#### Information shown

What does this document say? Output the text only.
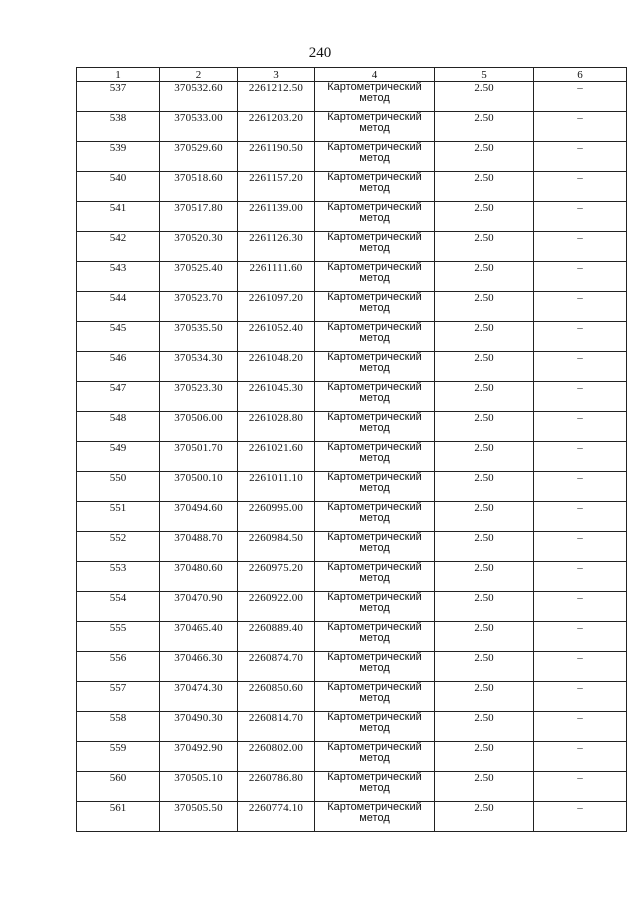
240
1	2	3	4	5	6
537	370532.60	2261212.50	Картометрический метод	2.50	–
538	370533.00	2261203.20	Картометрический метод	2.50	–
539	370529.60	2261190.50	Картометрический метод	2.50	–
540	370518.60	2261157.20	Картометрический метод	2.50	–
541	370517.80	2261139.00	Картометрический метод	2.50	–
542	370520.30	2261126.30	Картометрический метод	2.50	–
543	370525.40	2261111.60	Картометрический метод	2.50	–
544	370523.70	2261097.20	Картометрический метод	2.50	–
545	370535.50	2261052.40	Картометрический метод	2.50	–
546	370534.30	2261048.20	Картометрический метод	2.50	–
547	370523.30	2261045.30	Картометрический метод	2.50	–
548	370506.00	2261028.80	Картометрический метод	2.50	–
549	370501.70	2261021.60	Картометрический метод	2.50	–
550	370500.10	2261011.10	Картометрический метод	2.50	–
551	370494.60	2260995.00	Картометрический метод	2.50	–
552	370488.70	2260984.50	Картометрический метод	2.50	–
553	370480.60	2260975.20	Картометрический метод	2.50	–
554	370470.90	2260922.00	Картометрический метод	2.50	–
555	370465.40	2260889.40	Картометрический метод	2.50	–
556	370466.30	2260874.70	Картометрический метод	2.50	–
557	370474.30	2260850.60	Картометрический метод	2.50	–
558	370490.30	2260814.70	Картометрический метод	2.50	–
559	370492.90	2260802.00	Картометрический метод	2.50	–
560	370505.10	2260786.80	Картометрический метод	2.50	–
561	370505.50	2260774.10	Картометрический метод	2.50	–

#### Given problem
In the copy, include no pictures; restate the listing above exactly.

#### Answer to this problem
What does this document say? Output the text only.
240
1	2	3	4	5	6
537	370532.60	2261212.50	Картометрический метод	2.50	–
538	370533.00	2261203.20	Картометрический метод	2.50	–
539	370529.60	2261190.50	Картометрический метод	2.50	–
540	370518.60	2261157.20	Картометрический метод	2.50	–
541	370517.80	2261139.00	Картометрический метод	2.50	–
542	370520.30	2261126.30	Картометрический метод	2.50	–
543	370525.40	2261111.60	Картометрический метод	2.50	–
544	370523.70	2261097.20	Картометрический метод	2.50	–
545	370535.50	2261052.40	Картометрический метод	2.50	–
546	370534.30	2261048.20	Картометрический метод	2.50	–
547	370523.30	2261045.30	Картометрический метод	2.50	–
548	370506.00	2261028.80	Картометрический метод	2.50	–
549	370501.70	2261021.60	Картометрический метод	2.50	–
550	370500.10	2261011.10	Картометрический метод	2.50	–
551	370494.60	2260995.00	Картометрический метод	2.50	–
552	370488.70	2260984.50	Картометрический метод	2.50	–
553	370480.60	2260975.20	Картометрический метод	2.50	–
554	370470.90	2260922.00	Картометрический метод	2.50	–
555	370465.40	2260889.40	Картометрический метод	2.50	–
556	370466.30	2260874.70	Картометрический метод	2.50	–
557	370474.30	2260850.60	Картометрический метод	2.50	–
558	370490.30	2260814.70	Картометрический метод	2.50	–
559	370492.90	2260802.00	Картометрический метод	2.50	–
560	370505.10	2260786.80	Картометрический метод	2.50	–
561	370505.50	2260774.10	Картометрический метод	2.50	–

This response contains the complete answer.